Your task is to copy every line of the entries that contains "with".

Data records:
※
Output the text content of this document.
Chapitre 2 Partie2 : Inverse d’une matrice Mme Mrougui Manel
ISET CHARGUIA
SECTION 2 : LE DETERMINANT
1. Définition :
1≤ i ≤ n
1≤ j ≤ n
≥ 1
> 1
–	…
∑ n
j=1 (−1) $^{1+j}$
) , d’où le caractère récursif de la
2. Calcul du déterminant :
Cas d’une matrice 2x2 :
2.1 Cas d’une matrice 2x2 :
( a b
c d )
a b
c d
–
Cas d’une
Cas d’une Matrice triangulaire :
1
※
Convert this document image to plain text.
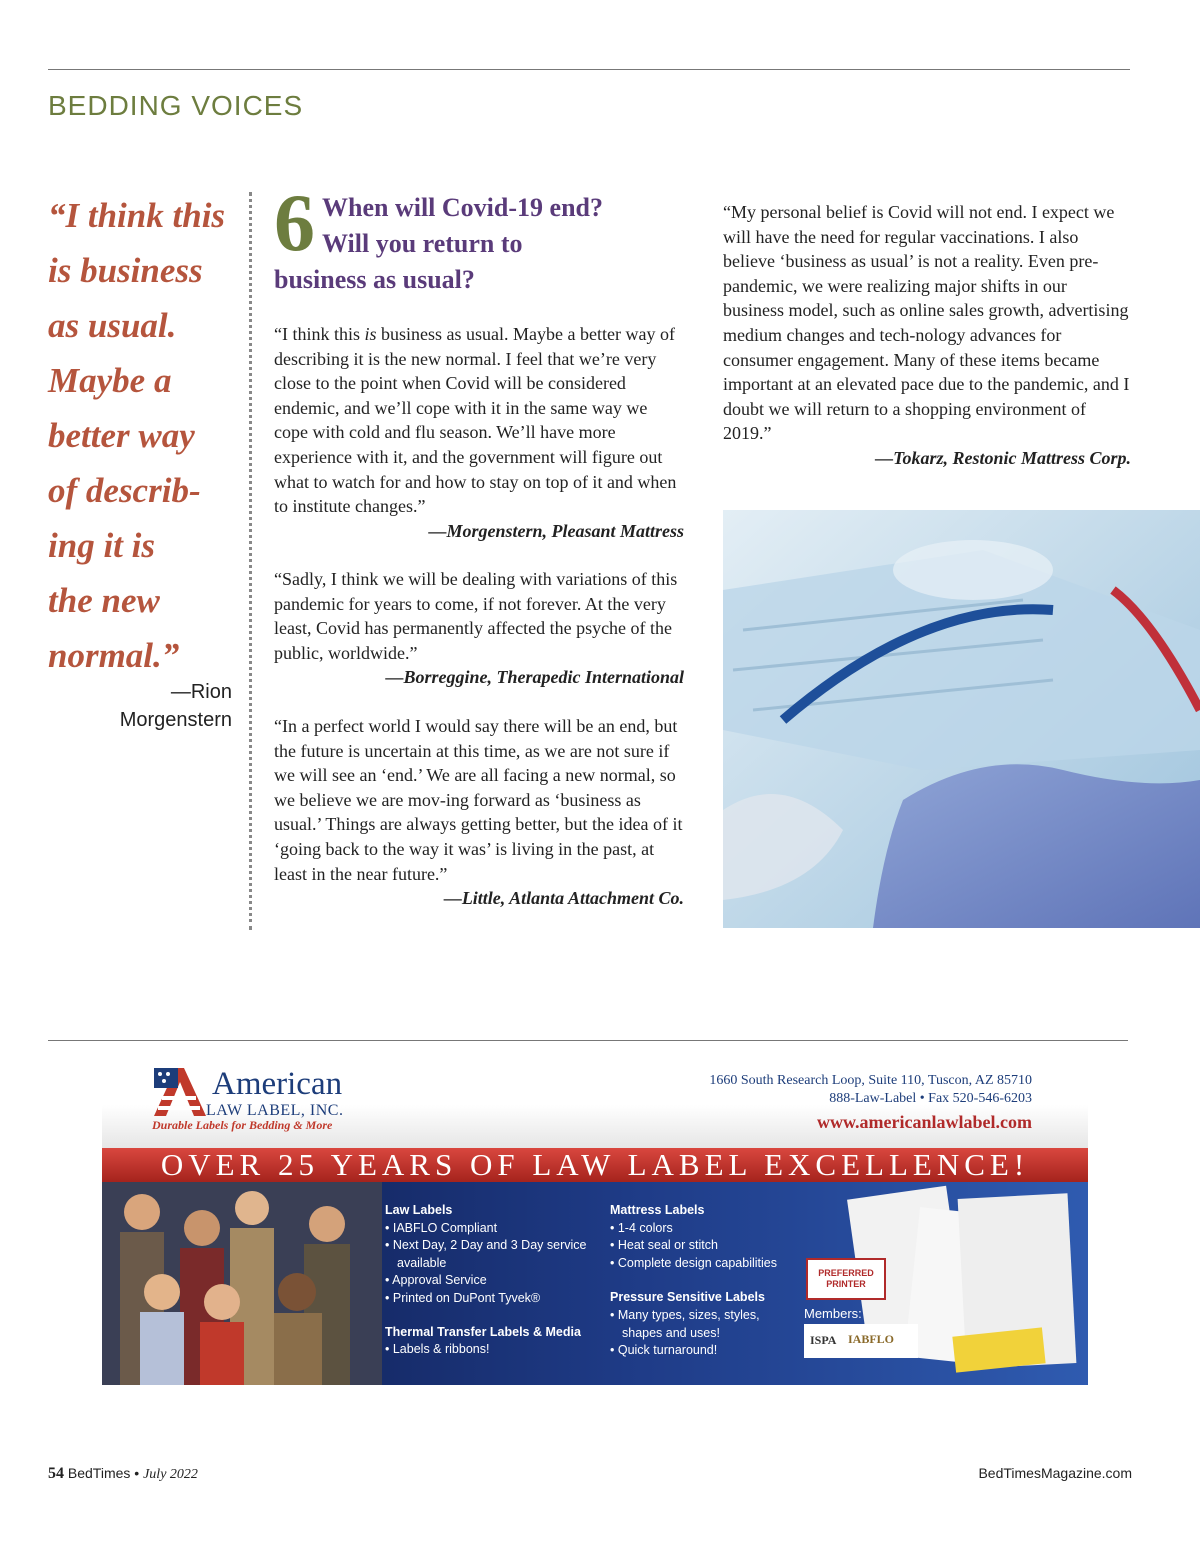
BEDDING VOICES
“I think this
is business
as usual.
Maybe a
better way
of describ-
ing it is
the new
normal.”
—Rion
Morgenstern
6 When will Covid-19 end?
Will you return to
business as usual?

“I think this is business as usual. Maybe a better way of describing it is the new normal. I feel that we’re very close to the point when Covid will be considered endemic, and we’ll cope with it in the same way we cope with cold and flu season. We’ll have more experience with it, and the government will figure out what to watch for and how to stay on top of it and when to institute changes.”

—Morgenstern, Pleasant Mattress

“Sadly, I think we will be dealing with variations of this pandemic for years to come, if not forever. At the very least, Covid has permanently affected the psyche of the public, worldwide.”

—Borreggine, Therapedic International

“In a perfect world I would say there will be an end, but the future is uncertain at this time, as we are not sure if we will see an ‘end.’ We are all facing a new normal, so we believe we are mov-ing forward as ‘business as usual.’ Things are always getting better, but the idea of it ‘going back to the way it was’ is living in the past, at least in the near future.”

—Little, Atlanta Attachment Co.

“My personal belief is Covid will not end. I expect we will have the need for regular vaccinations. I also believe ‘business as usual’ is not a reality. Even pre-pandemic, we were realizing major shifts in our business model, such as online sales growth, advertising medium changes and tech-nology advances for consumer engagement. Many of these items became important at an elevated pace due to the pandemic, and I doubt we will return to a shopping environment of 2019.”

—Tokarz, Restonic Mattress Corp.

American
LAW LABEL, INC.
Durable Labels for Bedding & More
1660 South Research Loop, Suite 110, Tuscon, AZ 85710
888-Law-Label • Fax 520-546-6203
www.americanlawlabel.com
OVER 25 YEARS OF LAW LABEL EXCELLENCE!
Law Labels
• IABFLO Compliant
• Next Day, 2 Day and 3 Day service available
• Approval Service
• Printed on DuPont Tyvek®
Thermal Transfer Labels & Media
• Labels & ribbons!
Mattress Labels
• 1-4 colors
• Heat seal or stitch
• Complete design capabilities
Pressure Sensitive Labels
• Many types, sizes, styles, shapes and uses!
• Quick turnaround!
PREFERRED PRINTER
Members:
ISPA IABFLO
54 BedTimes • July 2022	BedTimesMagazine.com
※
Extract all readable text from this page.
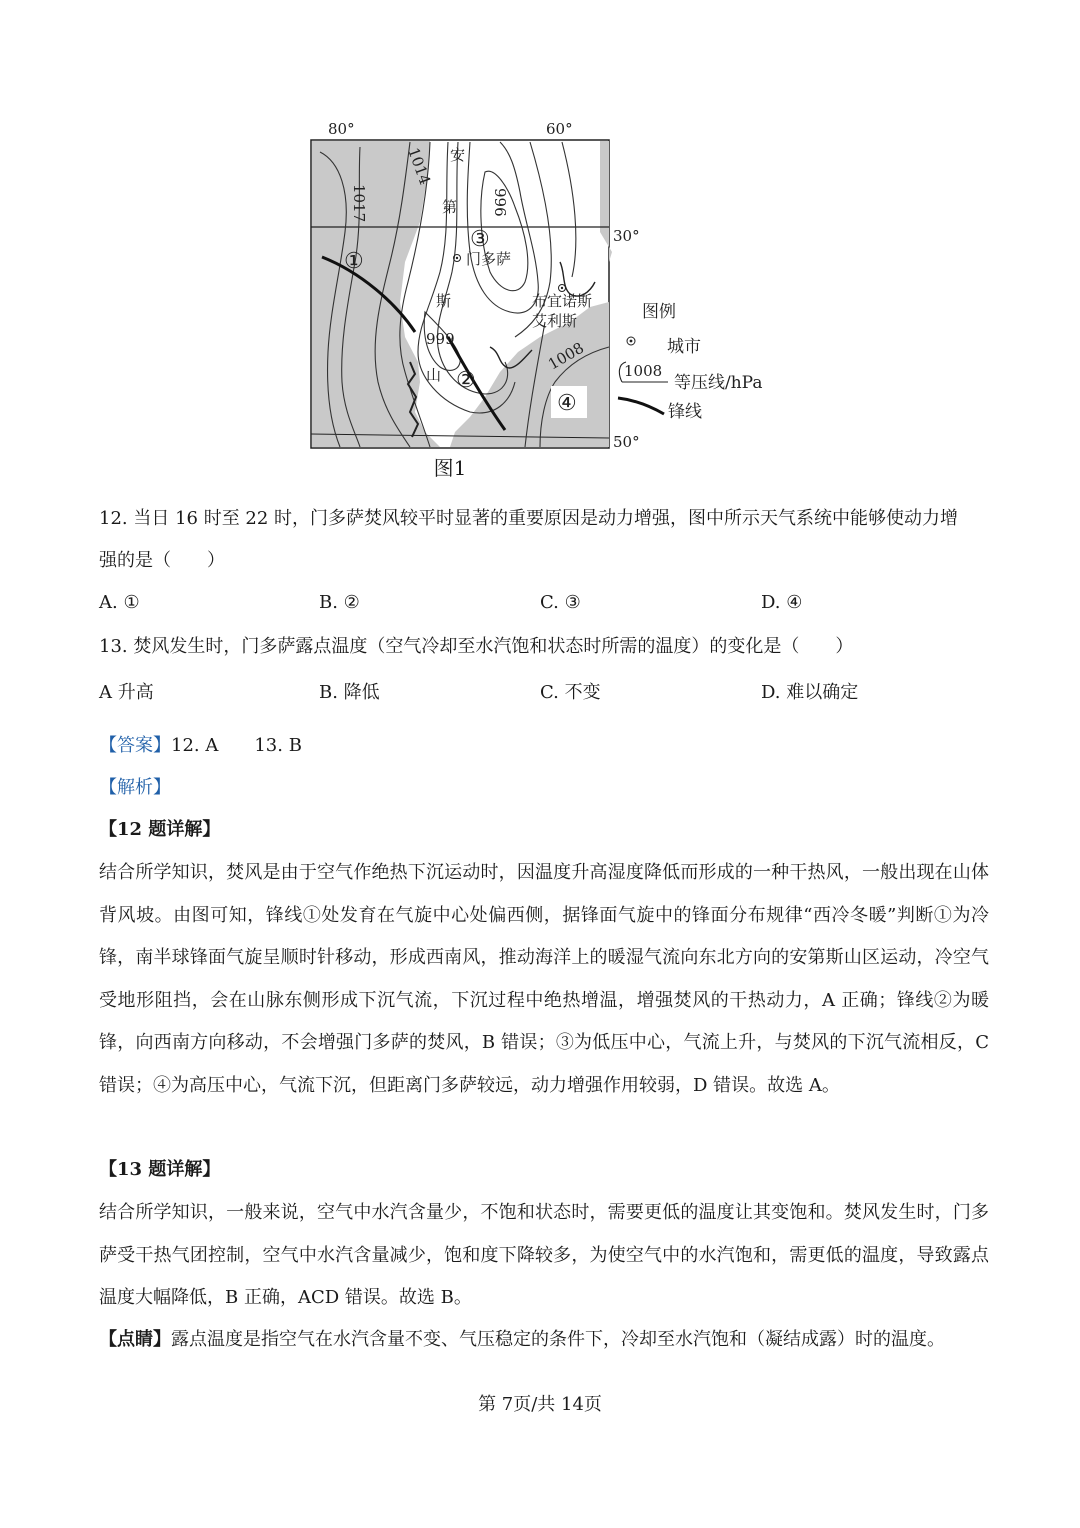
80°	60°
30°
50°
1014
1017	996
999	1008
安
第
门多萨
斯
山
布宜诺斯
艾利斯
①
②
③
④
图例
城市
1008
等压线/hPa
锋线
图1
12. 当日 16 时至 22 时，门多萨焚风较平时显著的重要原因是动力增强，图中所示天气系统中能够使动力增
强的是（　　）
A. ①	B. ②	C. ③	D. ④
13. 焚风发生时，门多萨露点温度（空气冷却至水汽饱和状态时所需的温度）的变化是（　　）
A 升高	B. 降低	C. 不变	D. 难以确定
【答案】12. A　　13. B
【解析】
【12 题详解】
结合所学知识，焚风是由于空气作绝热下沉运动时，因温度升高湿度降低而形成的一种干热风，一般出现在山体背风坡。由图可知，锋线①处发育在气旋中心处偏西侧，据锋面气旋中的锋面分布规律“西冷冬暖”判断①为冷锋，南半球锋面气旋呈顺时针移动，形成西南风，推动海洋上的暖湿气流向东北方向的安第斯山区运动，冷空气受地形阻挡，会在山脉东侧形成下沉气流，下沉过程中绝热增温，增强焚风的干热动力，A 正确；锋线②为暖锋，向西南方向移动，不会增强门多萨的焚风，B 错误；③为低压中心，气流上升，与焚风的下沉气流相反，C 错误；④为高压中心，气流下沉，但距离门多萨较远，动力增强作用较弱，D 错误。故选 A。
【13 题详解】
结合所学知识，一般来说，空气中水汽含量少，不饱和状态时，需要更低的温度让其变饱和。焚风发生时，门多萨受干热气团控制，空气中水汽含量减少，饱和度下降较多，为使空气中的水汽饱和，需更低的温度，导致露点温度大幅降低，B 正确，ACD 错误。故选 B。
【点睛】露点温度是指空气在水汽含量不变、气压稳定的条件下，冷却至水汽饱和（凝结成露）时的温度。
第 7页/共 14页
※
#### Answer to the task:
“I think this is business as usual. Maybe a better way of describing it is the new normal. I feel that we’re very close to the point when Covid will be considered endemic, and we’ll cope with it in the same way we cope with cold and flu season. We’ll have more experience with it, and the government will figure out what to watch for and how to stay on top of it and when to institute changes.”
“Sadly, I think we will be dealing with variations of this pandemic for years to come, if not forever. At the very least, Covid has permanently affected the psyche of the public, worldwide.”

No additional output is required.